[INSTRUCTIONS FOR THE TASK]
Select all lines with the string "nätsladden" in them, and copy those lines.

Stored records
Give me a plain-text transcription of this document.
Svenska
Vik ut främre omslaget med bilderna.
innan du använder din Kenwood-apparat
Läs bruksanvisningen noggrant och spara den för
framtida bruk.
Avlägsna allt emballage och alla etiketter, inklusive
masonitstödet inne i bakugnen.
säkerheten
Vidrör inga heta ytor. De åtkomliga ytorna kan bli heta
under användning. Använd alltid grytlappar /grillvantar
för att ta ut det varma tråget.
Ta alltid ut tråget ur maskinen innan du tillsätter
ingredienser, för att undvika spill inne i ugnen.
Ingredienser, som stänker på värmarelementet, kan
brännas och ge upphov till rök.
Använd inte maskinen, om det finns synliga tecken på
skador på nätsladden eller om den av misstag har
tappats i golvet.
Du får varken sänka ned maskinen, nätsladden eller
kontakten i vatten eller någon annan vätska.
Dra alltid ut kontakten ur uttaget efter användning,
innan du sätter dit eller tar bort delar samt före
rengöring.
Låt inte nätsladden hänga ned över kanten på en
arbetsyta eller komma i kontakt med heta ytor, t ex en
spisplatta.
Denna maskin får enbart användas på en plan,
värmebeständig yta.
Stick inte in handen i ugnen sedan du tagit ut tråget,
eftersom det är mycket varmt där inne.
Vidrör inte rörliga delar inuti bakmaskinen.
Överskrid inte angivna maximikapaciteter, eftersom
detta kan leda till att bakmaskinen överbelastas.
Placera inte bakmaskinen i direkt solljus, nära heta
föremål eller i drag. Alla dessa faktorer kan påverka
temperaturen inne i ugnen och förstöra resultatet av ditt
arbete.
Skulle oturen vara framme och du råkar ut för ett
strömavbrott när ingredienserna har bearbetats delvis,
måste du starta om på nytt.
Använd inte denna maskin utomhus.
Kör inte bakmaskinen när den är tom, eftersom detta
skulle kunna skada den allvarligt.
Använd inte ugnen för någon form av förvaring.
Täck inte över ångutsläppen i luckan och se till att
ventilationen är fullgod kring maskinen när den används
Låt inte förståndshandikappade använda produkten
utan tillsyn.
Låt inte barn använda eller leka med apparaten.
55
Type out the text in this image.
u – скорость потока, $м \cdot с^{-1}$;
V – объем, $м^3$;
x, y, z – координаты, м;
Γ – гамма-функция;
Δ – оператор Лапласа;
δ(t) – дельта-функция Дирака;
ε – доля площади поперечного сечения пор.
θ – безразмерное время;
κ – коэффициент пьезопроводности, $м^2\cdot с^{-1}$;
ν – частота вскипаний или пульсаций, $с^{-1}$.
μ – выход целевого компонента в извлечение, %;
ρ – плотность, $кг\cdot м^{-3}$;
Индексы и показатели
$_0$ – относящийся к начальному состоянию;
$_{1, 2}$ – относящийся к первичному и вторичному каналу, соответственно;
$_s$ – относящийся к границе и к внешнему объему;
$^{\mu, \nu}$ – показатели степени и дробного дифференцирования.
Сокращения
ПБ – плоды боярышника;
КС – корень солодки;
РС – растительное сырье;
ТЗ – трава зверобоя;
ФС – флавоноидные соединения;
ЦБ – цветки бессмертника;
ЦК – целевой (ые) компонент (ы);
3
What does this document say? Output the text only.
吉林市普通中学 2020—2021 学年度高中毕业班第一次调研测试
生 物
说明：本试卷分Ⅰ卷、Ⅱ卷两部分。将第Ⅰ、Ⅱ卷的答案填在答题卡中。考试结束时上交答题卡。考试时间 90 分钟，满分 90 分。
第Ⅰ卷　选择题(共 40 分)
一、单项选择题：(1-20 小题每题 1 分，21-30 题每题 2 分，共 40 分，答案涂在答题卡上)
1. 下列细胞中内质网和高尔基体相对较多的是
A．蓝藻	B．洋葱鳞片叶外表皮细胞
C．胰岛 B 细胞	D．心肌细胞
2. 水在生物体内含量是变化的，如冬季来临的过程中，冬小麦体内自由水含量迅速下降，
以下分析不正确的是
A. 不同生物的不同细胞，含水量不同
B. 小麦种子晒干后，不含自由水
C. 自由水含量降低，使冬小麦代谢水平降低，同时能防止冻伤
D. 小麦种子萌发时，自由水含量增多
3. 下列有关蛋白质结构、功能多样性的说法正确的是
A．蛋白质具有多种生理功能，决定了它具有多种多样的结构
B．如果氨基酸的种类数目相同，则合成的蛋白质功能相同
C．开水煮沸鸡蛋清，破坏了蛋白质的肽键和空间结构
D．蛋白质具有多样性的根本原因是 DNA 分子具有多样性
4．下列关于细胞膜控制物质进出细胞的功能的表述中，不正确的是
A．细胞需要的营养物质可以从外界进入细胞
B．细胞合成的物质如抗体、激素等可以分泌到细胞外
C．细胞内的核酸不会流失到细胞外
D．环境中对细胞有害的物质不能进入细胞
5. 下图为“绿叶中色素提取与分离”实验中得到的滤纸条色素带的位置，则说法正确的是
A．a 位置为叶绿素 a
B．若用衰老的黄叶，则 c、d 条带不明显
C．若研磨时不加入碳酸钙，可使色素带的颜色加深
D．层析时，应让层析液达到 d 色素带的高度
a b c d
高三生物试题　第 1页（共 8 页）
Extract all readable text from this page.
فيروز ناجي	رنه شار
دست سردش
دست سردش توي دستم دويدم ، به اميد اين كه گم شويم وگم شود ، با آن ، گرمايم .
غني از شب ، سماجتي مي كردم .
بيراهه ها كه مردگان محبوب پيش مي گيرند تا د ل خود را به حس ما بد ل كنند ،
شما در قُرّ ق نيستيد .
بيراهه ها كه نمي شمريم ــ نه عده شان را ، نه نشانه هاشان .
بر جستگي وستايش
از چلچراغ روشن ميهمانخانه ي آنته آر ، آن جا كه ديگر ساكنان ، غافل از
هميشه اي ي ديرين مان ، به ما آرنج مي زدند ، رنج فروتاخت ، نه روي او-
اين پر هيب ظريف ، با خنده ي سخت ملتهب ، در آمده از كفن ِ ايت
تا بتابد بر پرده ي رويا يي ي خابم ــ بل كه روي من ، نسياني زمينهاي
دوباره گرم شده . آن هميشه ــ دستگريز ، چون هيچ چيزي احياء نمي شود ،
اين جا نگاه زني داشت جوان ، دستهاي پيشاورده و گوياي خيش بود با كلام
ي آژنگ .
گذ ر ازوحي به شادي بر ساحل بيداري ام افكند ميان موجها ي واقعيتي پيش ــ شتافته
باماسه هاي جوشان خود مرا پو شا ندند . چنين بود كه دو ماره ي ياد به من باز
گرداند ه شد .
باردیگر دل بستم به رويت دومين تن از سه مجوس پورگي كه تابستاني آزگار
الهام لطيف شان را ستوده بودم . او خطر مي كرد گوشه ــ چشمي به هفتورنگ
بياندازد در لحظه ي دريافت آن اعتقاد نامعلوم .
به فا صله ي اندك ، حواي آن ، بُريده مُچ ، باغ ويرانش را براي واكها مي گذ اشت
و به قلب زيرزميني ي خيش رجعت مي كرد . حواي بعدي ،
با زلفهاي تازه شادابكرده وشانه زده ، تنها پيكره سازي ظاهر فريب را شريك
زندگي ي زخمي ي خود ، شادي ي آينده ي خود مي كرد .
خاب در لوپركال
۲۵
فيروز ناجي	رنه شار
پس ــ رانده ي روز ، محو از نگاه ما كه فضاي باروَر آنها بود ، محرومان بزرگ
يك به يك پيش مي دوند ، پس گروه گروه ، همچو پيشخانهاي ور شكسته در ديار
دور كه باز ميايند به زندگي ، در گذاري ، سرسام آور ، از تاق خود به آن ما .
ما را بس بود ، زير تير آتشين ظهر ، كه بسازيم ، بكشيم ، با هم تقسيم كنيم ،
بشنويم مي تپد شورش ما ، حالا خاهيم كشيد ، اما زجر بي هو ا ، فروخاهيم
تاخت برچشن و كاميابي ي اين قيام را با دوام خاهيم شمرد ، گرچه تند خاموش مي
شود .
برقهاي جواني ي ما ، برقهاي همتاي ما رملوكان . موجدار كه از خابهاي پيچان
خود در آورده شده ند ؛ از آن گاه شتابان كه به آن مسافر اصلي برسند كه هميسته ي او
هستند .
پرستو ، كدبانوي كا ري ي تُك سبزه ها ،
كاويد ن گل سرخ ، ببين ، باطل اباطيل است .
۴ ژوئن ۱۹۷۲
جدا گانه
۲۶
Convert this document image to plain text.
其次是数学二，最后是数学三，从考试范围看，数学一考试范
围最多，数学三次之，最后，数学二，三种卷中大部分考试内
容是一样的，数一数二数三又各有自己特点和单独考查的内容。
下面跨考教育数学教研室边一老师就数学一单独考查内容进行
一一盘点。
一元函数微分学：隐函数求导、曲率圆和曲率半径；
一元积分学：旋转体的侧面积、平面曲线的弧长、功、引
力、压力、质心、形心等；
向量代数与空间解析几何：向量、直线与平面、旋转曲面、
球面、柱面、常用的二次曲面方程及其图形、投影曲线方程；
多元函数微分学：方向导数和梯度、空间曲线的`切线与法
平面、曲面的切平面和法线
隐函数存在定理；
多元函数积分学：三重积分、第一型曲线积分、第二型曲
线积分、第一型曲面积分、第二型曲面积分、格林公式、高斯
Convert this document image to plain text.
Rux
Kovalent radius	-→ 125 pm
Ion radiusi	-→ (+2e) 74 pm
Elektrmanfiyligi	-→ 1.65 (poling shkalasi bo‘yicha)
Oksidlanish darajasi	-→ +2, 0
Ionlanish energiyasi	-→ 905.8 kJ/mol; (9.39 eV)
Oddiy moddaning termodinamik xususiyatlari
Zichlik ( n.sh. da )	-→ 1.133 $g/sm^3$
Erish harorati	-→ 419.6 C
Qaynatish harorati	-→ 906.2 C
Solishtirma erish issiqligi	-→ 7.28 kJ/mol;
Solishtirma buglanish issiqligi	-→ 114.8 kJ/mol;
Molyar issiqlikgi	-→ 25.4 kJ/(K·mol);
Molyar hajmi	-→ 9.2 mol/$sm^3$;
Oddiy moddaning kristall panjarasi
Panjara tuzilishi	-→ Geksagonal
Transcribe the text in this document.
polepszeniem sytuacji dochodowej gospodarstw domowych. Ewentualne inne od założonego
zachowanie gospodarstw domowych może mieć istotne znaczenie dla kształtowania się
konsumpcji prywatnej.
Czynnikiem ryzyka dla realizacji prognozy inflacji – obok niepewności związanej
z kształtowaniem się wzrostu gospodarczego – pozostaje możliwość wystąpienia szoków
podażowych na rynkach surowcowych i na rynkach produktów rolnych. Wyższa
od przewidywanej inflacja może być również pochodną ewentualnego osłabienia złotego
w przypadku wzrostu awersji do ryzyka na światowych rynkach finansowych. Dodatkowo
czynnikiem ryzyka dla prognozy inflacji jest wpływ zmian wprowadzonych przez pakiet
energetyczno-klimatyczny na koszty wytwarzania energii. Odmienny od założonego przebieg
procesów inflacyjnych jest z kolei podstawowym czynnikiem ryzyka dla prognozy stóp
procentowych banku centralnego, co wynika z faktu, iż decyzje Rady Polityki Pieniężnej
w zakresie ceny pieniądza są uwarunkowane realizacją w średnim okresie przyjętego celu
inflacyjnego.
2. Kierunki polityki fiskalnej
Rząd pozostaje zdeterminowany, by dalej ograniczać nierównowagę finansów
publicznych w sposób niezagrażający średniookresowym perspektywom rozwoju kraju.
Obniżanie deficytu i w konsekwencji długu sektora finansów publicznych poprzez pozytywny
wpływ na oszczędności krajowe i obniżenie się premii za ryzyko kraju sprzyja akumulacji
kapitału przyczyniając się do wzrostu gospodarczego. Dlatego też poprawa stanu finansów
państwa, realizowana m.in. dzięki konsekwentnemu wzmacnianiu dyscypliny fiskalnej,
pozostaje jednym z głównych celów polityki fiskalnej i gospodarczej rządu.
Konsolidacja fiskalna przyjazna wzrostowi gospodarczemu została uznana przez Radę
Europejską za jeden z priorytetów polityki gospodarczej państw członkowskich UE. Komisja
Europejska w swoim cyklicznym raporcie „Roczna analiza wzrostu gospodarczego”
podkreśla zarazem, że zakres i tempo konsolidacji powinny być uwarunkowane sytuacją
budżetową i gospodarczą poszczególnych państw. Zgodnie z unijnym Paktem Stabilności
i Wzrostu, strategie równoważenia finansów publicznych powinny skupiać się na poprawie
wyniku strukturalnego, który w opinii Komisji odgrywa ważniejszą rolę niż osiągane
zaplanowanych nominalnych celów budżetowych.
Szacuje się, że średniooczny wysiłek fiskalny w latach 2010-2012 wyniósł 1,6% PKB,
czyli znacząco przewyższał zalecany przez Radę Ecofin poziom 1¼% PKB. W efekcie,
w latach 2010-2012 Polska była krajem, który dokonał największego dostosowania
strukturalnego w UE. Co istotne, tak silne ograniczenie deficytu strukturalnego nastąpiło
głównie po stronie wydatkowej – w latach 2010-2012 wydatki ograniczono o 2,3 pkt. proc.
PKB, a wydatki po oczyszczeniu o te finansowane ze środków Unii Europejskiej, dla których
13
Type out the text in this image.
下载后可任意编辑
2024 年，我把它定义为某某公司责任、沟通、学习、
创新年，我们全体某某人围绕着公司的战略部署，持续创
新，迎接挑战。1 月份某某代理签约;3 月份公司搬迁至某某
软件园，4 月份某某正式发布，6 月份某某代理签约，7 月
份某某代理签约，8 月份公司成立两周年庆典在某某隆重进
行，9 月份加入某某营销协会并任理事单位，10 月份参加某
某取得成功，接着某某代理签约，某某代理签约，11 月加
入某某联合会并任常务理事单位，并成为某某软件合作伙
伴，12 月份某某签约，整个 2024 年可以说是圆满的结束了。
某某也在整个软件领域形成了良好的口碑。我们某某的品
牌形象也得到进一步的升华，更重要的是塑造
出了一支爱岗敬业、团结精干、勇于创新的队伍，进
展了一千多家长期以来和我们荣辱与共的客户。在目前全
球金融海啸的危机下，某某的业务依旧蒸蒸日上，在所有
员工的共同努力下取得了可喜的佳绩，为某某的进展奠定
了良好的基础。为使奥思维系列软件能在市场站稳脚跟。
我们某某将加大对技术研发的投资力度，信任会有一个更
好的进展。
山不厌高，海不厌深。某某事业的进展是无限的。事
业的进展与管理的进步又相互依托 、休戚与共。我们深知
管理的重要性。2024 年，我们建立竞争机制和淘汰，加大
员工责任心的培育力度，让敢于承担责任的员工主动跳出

[RESPONSE TO THE EXERCISE]
skador på nätsladden eller om den av misstag har
Du får varken sänka ned maskinen, nätsladden eller
Låt inte nätsladden hänga ned över kanten på en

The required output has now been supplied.